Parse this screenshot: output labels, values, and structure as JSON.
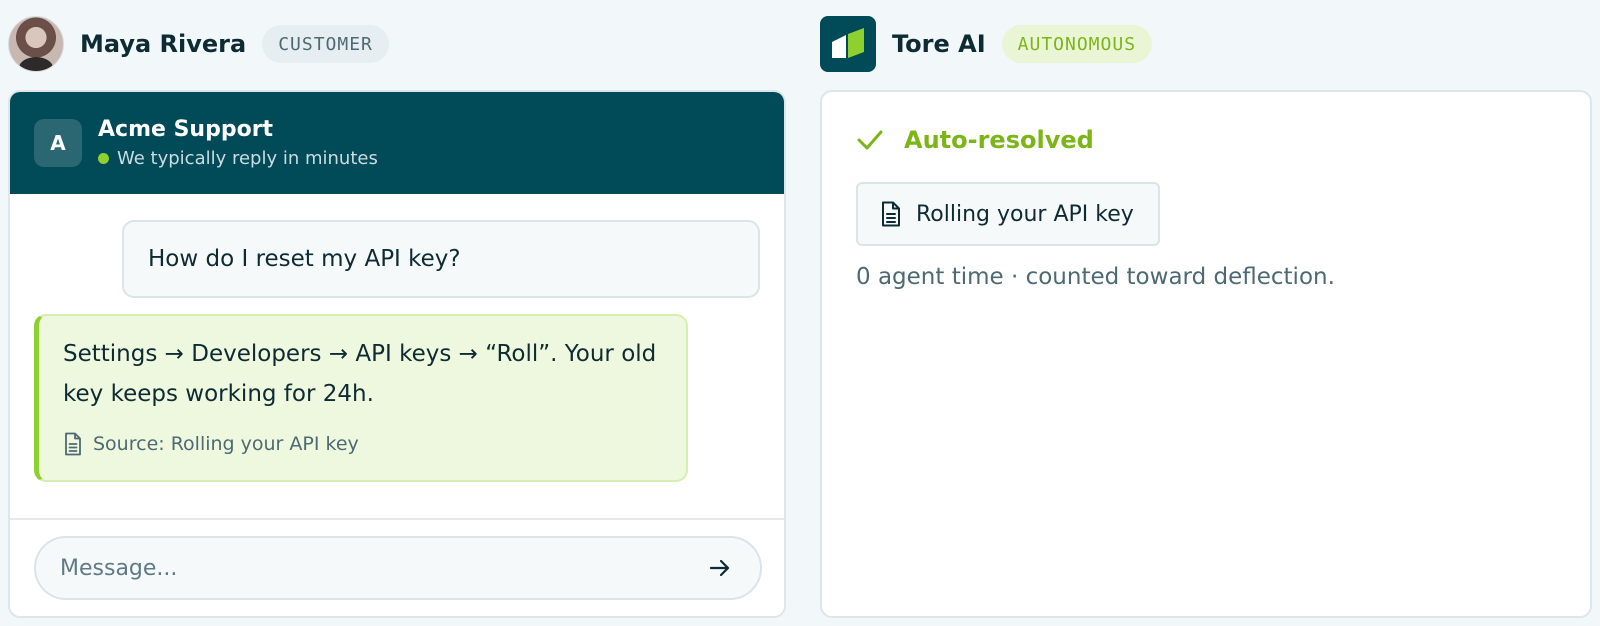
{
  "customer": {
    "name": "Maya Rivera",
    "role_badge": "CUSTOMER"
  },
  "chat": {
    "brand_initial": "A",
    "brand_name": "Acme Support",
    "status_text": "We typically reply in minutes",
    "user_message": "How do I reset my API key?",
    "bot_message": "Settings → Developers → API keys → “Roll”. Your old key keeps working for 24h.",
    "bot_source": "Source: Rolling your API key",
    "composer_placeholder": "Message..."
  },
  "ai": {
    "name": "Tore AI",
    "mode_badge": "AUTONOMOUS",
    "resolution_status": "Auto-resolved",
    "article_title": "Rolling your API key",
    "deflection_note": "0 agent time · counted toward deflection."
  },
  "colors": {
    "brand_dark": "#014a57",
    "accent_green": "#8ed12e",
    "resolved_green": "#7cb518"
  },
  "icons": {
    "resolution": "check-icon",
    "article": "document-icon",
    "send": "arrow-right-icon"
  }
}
+--
AIM – Leave the pictures out and reproduce each record exactly as written.

TASK ANSWER –
Parse this screenshot: output labels, values, and structure as JSON.
{
  "customer": {
    "name": "Maya Rivera",
    "role_badge": "CUSTOMER"
  },
  "chat": {
    "brand_initial": "A",
    "brand_name": "Acme Support",
    "status_text": "We typically reply in minutes",
    "user_message": "How do I reset my API key?",
    "bot_message": "Settings → Developers → API keys → “Roll”. Your old key keeps working for 24h.",
    "bot_source": "Source: Rolling your API key",
    "composer_placeholder": "Message..."
  },
  "ai": {
    "name": "Tore AI",
    "mode_badge": "AUTONOMOUS",
    "resolution_status": "Auto-resolved",
    "article_title": "Rolling your API key",
    "deflection_note": "0 agent time · counted toward deflection."
  },
  "colors": {
    "brand_dark": "#014a57",
    "accent_green": "#8ed12e",
    "resolved_green": "#7cb518"
  },
  "icons": {
    "resolution": "check-icon",
    "article": "document-icon",
    "send": "arrow-right-icon"
  }
}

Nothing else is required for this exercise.